Required work: Transcribe every line exactly. Leave the pictures behind.

Data for this exercise:
———

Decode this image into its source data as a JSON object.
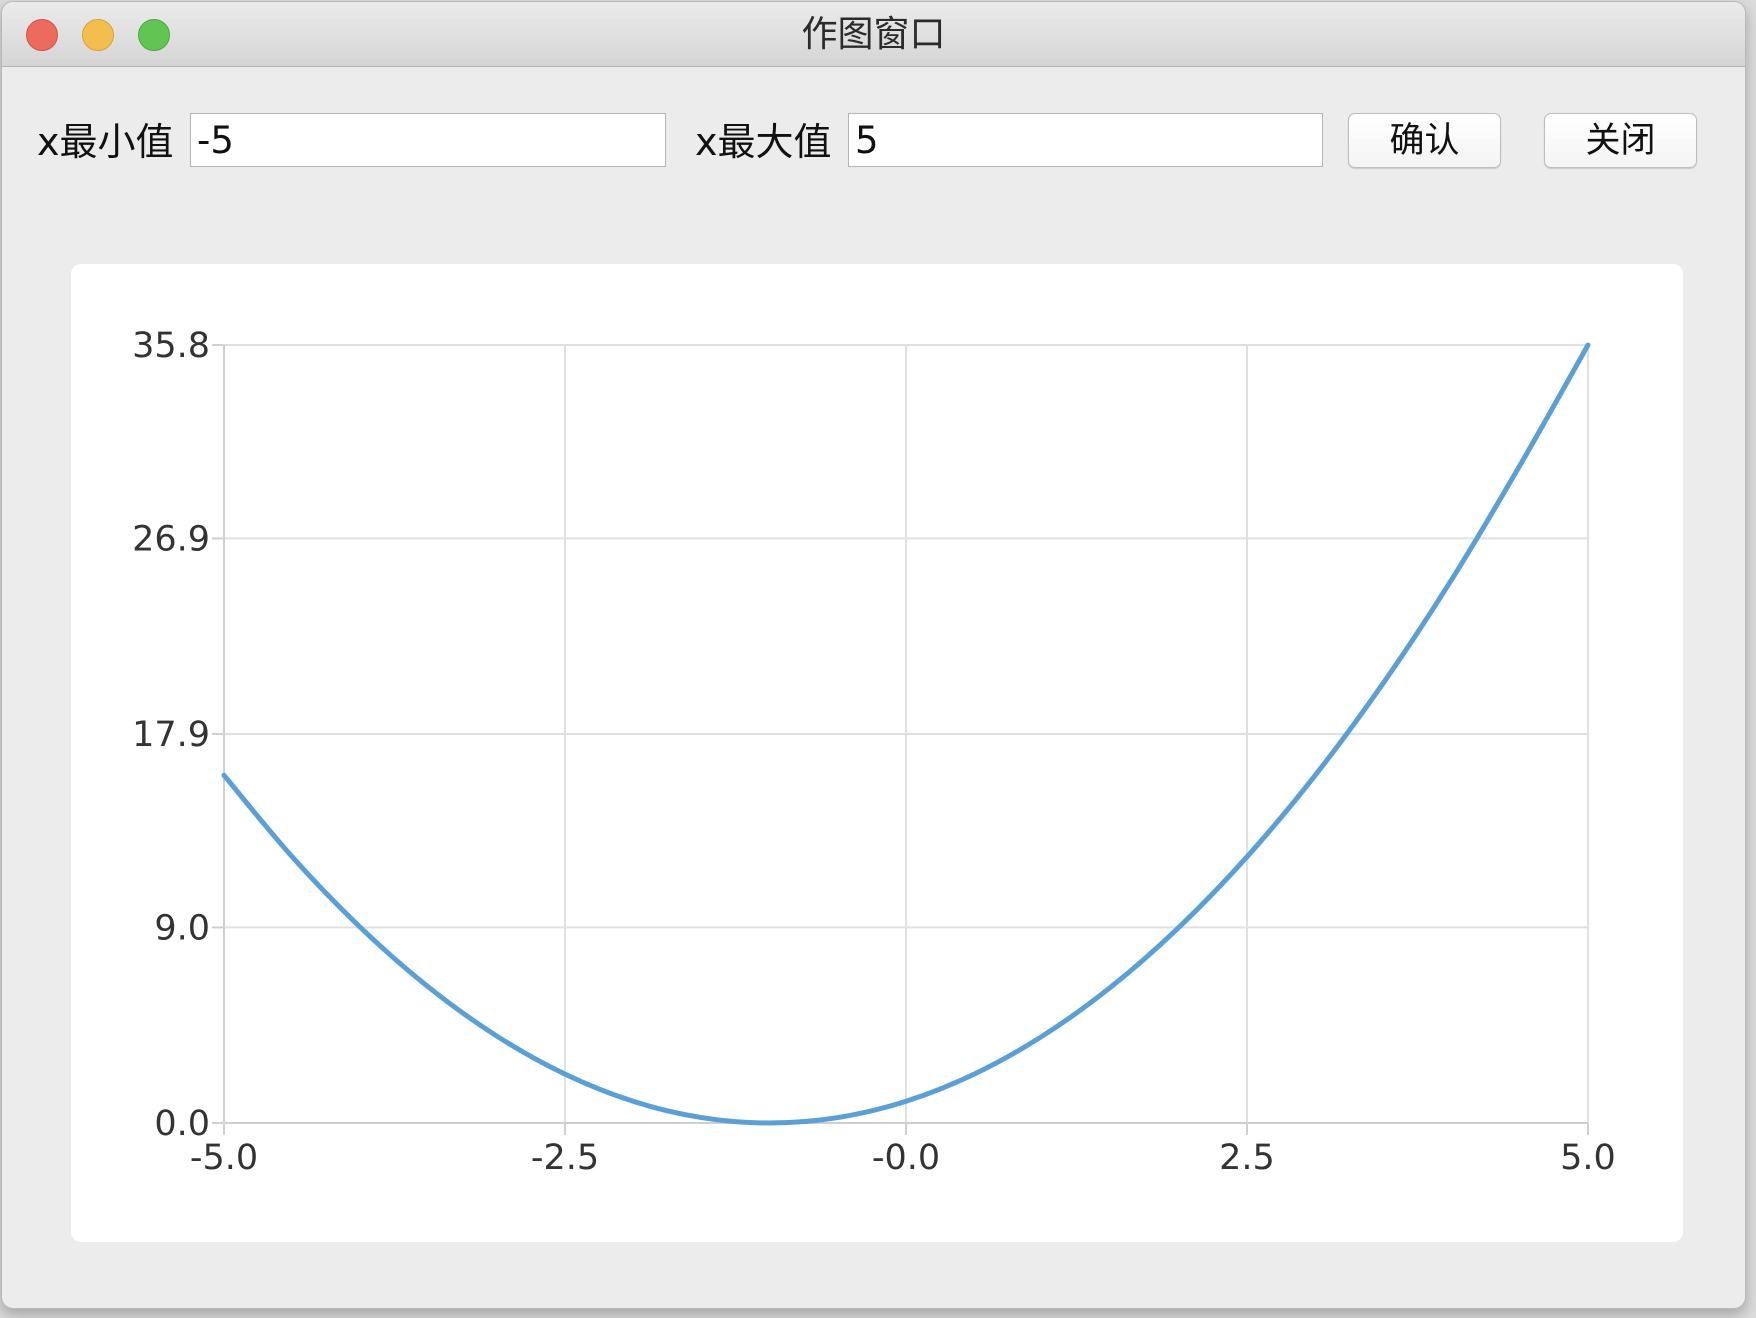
{
  "window": {
    "title": "作图窗口"
  },
  "controls": {
    "xmin_label": "x最小值",
    "xmin_value": "-5",
    "xmax_label": "x最大值",
    "xmax_value": "5",
    "confirm_label": "确认",
    "close_label": "关闭"
  },
  "colors": {
    "series": "#5aa0d6",
    "grid": "#e0e0e0",
    "close": "#ec6a5e",
    "minimize": "#f4be4f",
    "maximize": "#61c554"
  },
  "chart_data": {
    "type": "line",
    "title": "",
    "xlabel": "",
    "ylabel": "",
    "xlim": [
      -5.0,
      5.0
    ],
    "ylim": [
      0.0,
      35.8
    ],
    "grid": true,
    "xticks": [
      -5.0,
      -2.5,
      0.0,
      2.5,
      5.0
    ],
    "xtick_labels": [
      "-5.0",
      "-2.5",
      "-0.0",
      "2.5",
      "5.0"
    ],
    "yticks": [
      0.0,
      9.0,
      17.9,
      26.9,
      35.8
    ],
    "ytick_labels": [
      "0.0",
      "9.0",
      "17.9",
      "26.9",
      "35.8"
    ],
    "series": [
      {
        "x": [
          -5.0,
          -4.5,
          -4.0,
          -3.5,
          -3.0,
          -2.5,
          -2.0,
          -1.5,
          -1.0,
          -0.5,
          0.0,
          0.5,
          1.0,
          1.5,
          2.0,
          2.5,
          3.0,
          3.5,
          4.0,
          4.5,
          5.0
        ],
        "y": [
          16.0,
          12.25,
          9.0,
          6.25,
          4.0,
          2.25,
          1.0,
          0.25,
          0.0,
          0.25,
          1.0,
          2.25,
          4.0,
          6.25,
          9.0,
          12.25,
          16.0,
          20.25,
          25.0,
          30.25,
          36.0
        ]
      }
    ]
  }
}
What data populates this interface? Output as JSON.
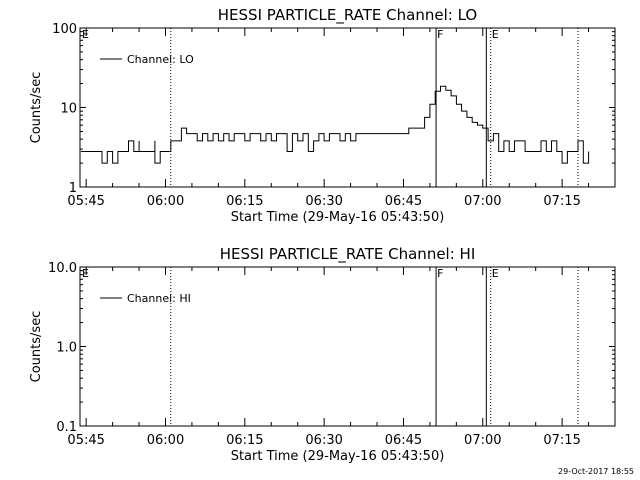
{
  "footer": {
    "stamp": "29-Oct-2017 18:55"
  },
  "chart_data": [
    {
      "type": "line",
      "title": "HESSI PARTICLE_RATE Channel: LO",
      "xlabel": "Start Time (29-May-16 05:43:50)",
      "ylabel": "Counts/sec",
      "yscale": "log",
      "ylim": [
        1,
        100
      ],
      "xlim": [
        "05:43:50",
        "07:25:00"
      ],
      "x_ticks": [
        "05:45",
        "06:00",
        "06:15",
        "06:30",
        "06:45",
        "07:00",
        "07:15"
      ],
      "y_ticks": [
        "1",
        "10",
        "100"
      ],
      "legend": {
        "label": "Channel: LO",
        "placement": "top-left"
      },
      "markers": [
        {
          "time": "06:01:00",
          "label": "",
          "style": "dotted"
        },
        {
          "time": "06:51:10",
          "label": "F",
          "style": "solid"
        },
        {
          "time": "07:00:40",
          "label": "",
          "style": "solid"
        },
        {
          "time": "07:01:30",
          "label": "E",
          "style": "dotted"
        },
        {
          "time": "07:18:00",
          "label": "",
          "style": "dotted"
        }
      ],
      "grid": false,
      "series": [
        {
          "name": "Channel: LO",
          "x": [
            "05:44",
            "05:48",
            "05:48",
            "05:49",
            "05:50",
            "05:51",
            "05:52",
            "05:53",
            "05:53",
            "05:54",
            "05:55",
            "05:55",
            "05:56",
            "05:57",
            "05:58",
            "05:58",
            "05:59",
            "06:00",
            "06:01",
            "06:01",
            "06:02",
            "06:03",
            "06:04",
            "06:05",
            "06:06",
            "06:07",
            "06:08",
            "06:09",
            "06:10",
            "06:11",
            "06:12",
            "06:13",
            "06:14",
            "06:15",
            "06:16",
            "06:17",
            "06:18",
            "06:19",
            "06:20",
            "06:21",
            "06:22",
            "06:23",
            "06:24",
            "06:25",
            "06:26",
            "06:27",
            "06:28",
            "06:29",
            "06:30",
            "06:31",
            "06:32",
            "06:33",
            "06:34",
            "06:35",
            "06:36",
            "06:37",
            "06:38",
            "06:39",
            "06:40",
            "06:41",
            "06:42",
            "06:43",
            "06:44",
            "06:45",
            "06:46",
            "06:47",
            "06:48",
            "06:49",
            "06:50",
            "06:51",
            "06:52",
            "06:53",
            "06:54",
            "06:55",
            "06:56",
            "06:57",
            "06:58",
            "06:59",
            "07:00",
            "07:01",
            "07:02",
            "07:03",
            "07:04",
            "07:05",
            "07:06",
            "07:07",
            "07:08",
            "07:09",
            "07:10",
            "07:11",
            "07:12",
            "07:13",
            "07:14",
            "07:15",
            "07:16",
            "07:17",
            "07:18",
            "07:19",
            "07:20"
          ],
          "values": [
            2.8,
            2.8,
            2,
            2.8,
            2,
            2.8,
            2.8,
            2.8,
            3.8,
            2.8,
            3.8,
            2.8,
            2.8,
            2.8,
            3.8,
            2,
            2.8,
            2.8,
            2.8,
            3.8,
            3.8,
            5.5,
            4.7,
            4.7,
            3.8,
            4.7,
            3.8,
            4.7,
            3.8,
            4.7,
            3.8,
            4.7,
            4.7,
            3.8,
            4.7,
            4.7,
            3.8,
            4.7,
            3.8,
            4.7,
            4.7,
            2.8,
            4.7,
            3.8,
            4.7,
            2.8,
            3.8,
            4.7,
            3.8,
            4.7,
            4.7,
            3.8,
            4.7,
            3.8,
            4.7,
            4.7,
            4.7,
            4.7,
            4.7,
            4.7,
            4.7,
            4.7,
            4.7,
            4.7,
            5.5,
            5.5,
            5.5,
            7.5,
            11,
            16,
            18.5,
            16.5,
            14,
            11,
            9,
            7.5,
            6.5,
            6,
            5.5,
            3.8,
            4.7,
            2.8,
            3.8,
            2.8,
            3.8,
            3.8,
            2.8,
            2.8,
            2.8,
            3.8,
            2.8,
            3.8,
            2.8,
            2,
            2.8,
            2.8,
            3.8,
            2,
            2.8
          ]
        }
      ]
    },
    {
      "type": "line",
      "title": "HESSI PARTICLE_RATE Channel: HI",
      "xlabel": "Start Time (29-May-16 05:43:50)",
      "ylabel": "Counts/sec",
      "yscale": "log",
      "ylim": [
        0.1,
        10
      ],
      "xlim": [
        "05:43:50",
        "07:25:00"
      ],
      "x_ticks": [
        "05:45",
        "06:00",
        "06:15",
        "06:30",
        "06:45",
        "07:00",
        "07:15"
      ],
      "y_ticks": [
        "0.1",
        "1.0",
        "10.0"
      ],
      "legend": {
        "label": "Channel: HI",
        "placement": "top-left"
      },
      "markers": [
        {
          "time": "06:01:00",
          "label": "",
          "style": "dotted"
        },
        {
          "time": "06:51:10",
          "label": "F",
          "style": "solid"
        },
        {
          "time": "07:00:40",
          "label": "",
          "style": "solid"
        },
        {
          "time": "07:01:30",
          "label": "E",
          "style": "dotted"
        },
        {
          "time": "07:18:00",
          "label": "",
          "style": "dotted"
        }
      ],
      "grid": false,
      "series": [
        {
          "name": "Channel: HI",
          "x": [],
          "values": []
        }
      ]
    }
  ]
}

———

Result of the task:
Decode this image into its source data as a JSON object.
{
  "window": {
    "title": "作图窗口"
  },
  "controls": {
    "xmin_label": "x最小值",
    "xmin_value": "-5",
    "xmax_label": "x最大值",
    "xmax_value": "5",
    "confirm_label": "确认",
    "close_label": "关闭"
  },
  "colors": {
    "series": "#5aa0d6",
    "grid": "#e0e0e0",
    "close": "#ec6a5e",
    "minimize": "#f4be4f",
    "maximize": "#61c554"
  },
  "chart_data": {
    "type": "line",
    "title": "",
    "xlabel": "",
    "ylabel": "",
    "xlim": [
      -5.0,
      5.0
    ],
    "ylim": [
      0.0,
      35.8
    ],
    "grid": true,
    "xticks": [
      -5.0,
      -2.5,
      0.0,
      2.5,
      5.0
    ],
    "xtick_labels": [
      "-5.0",
      "-2.5",
      "-0.0",
      "2.5",
      "5.0"
    ],
    "yticks": [
      0.0,
      9.0,
      17.9,
      26.9,
      35.8
    ],
    "ytick_labels": [
      "0.0",
      "9.0",
      "17.9",
      "26.9",
      "35.8"
    ],
    "series": [
      {
        "x": [
          -5.0,
          -4.5,
          -4.0,
          -3.5,
          -3.0,
          -2.5,
          -2.0,
          -1.5,
          -1.0,
          -0.5,
          0.0,
          0.5,
          1.0,
          1.5,
          2.0,
          2.5,
          3.0,
          3.5,
          4.0,
          4.5,
          5.0
        ],
        "y": [
          16.0,
          12.25,
          9.0,
          6.25,
          4.0,
          2.25,
          1.0,
          0.25,
          0.0,
          0.25,
          1.0,
          2.25,
          4.0,
          6.25,
          9.0,
          12.25,
          16.0,
          20.25,
          25.0,
          30.25,
          36.0
        ]
      }
    ]
  }
}
What data populates this interface? Output as JSON.
{
  "footer": {
    "stamp": "29-Oct-2017 18:55"
  },
  "chart_data": [
    {
      "type": "line",
      "title": "HESSI PARTICLE_RATE Channel: LO",
      "xlabel": "Start Time (29-May-16 05:43:50)",
      "ylabel": "Counts/sec",
      "yscale": "log",
      "ylim": [
        1,
        100
      ],
      "xlim": [
        "05:43:50",
        "07:25:00"
      ],
      "x_ticks": [
        "05:45",
        "06:00",
        "06:15",
        "06:30",
        "06:45",
        "07:00",
        "07:15"
      ],
      "y_ticks": [
        "1",
        "10",
        "100"
      ],
      "legend": {
        "label": "Channel: LO",
        "placement": "top-left"
      },
      "markers": [
        {
          "time": "06:01:00",
          "label": "",
          "style": "dotted"
        },
        {
          "time": "06:51:10",
          "label": "F",
          "style": "solid"
        },
        {
          "time": "07:00:40",
          "label": "",
          "style": "solid"
        },
        {
          "time": "07:01:30",
          "label": "E",
          "style": "dotted"
        },
        {
          "time": "07:18:00",
          "label": "",
          "style": "dotted"
        }
      ],
      "grid": false,
      "series": [
        {
          "name": "Channel: LO",
          "x": [
            "05:44",
            "05:48",
            "05:48",
            "05:49",
            "05:50",
            "05:51",
            "05:52",
            "05:53",
            "05:53",
            "05:54",
            "05:55",
            "05:55",
            "05:56",
            "05:57",
            "05:58",
            "05:58",
            "05:59",
            "06:00",
            "06:01",
            "06:01",
            "06:02",
            "06:03",
            "06:04",
            "06:05",
            "06:06",
            "06:07",
            "06:08",
            "06:09",
            "06:10",
            "06:11",
            "06:12",
            "06:13",
            "06:14",
            "06:15",
            "06:16",
            "06:17",
            "06:18",
            "06:19",
            "06:20",
            "06:21",
            "06:22",
            "06:23",
            "06:24",
            "06:25",
            "06:26",
            "06:27",
            "06:28",
            "06:29",
            "06:30",
            "06:31",
            "06:32",
            "06:33",
            "06:34",
            "06:35",
            "06:36",
            "06:37",
            "06:38",
            "06:39",
            "06:40",
            "06:41",
            "06:42",
            "06:43",
            "06:44",
            "06:45",
            "06:46",
            "06:47",
            "06:48",
            "06:49",
            "06:50",
            "06:51",
            "06:52",
            "06:53",
            "06:54",
            "06:55",
            "06:56",
            "06:57",
            "06:58",
            "06:59",
            "07:00",
            "07:01",
            "07:02",
            "07:03",
            "07:04",
            "07:05",
            "07:06",
            "07:07",
            "07:08",
            "07:09",
            "07:10",
            "07:11",
            "07:12",
            "07:13",
            "07:14",
            "07:15",
            "07:16",
            "07:17",
            "07:18",
            "07:19",
            "07:20"
          ],
          "values": [
            2.8,
            2.8,
            2,
            2.8,
            2,
            2.8,
            2.8,
            2.8,
            3.8,
            2.8,
            3.8,
            2.8,
            2.8,
            2.8,
            3.8,
            2,
            2.8,
            2.8,
            2.8,
            3.8,
            3.8,
            5.5,
            4.7,
            4.7,
            3.8,
            4.7,
            3.8,
            4.7,
            3.8,
            4.7,
            3.8,
            4.7,
            4.7,
            3.8,
            4.7,
            4.7,
            3.8,
            4.7,
            3.8,
            4.7,
            4.7,
            2.8,
            4.7,
            3.8,
            4.7,
            2.8,
            3.8,
            4.7,
            3.8,
            4.7,
            4.7,
            3.8,
            4.7,
            3.8,
            4.7,
            4.7,
            4.7,
            4.7,
            4.7,
            4.7,
            4.7,
            4.7,
            4.7,
            4.7,
            5.5,
            5.5,
            5.5,
            7.5,
            11,
            16,
            18.5,
            16.5,
            14,
            11,
            9,
            7.5,
            6.5,
            6,
            5.5,
            3.8,
            4.7,
            2.8,
            3.8,
            2.8,
            3.8,
            3.8,
            2.8,
            2.8,
            2.8,
            3.8,
            2.8,
            3.8,
            2.8,
            2,
            2.8,
            2.8,
            3.8,
            2,
            2.8
          ]
        }
      ]
    },
    {
      "type": "line",
      "title": "HESSI PARTICLE_RATE Channel: HI",
      "xlabel": "Start Time (29-May-16 05:43:50)",
      "ylabel": "Counts/sec",
      "yscale": "log",
      "ylim": [
        0.1,
        10
      ],
      "xlim": [
        "05:43:50",
        "07:25:00"
      ],
      "x_ticks": [
        "05:45",
        "06:00",
        "06:15",
        "06:30",
        "06:45",
        "07:00",
        "07:15"
      ],
      "y_ticks": [
        "0.1",
        "1.0",
        "10.0"
      ],
      "legend": {
        "label": "Channel: HI",
        "placement": "top-left"
      },
      "markers": [
        {
          "time": "06:01:00",
          "label": "",
          "style": "dotted"
        },
        {
          "time": "06:51:10",
          "label": "F",
          "style": "solid"
        },
        {
          "time": "07:00:40",
          "label": "",
          "style": "solid"
        },
        {
          "time": "07:01:30",
          "label": "E",
          "style": "dotted"
        },
        {
          "time": "07:18:00",
          "label": "",
          "style": "dotted"
        }
      ],
      "grid": false,
      "series": [
        {
          "name": "Channel: HI",
          "x": [],
          "values": []
        }
      ]
    }
  ]
}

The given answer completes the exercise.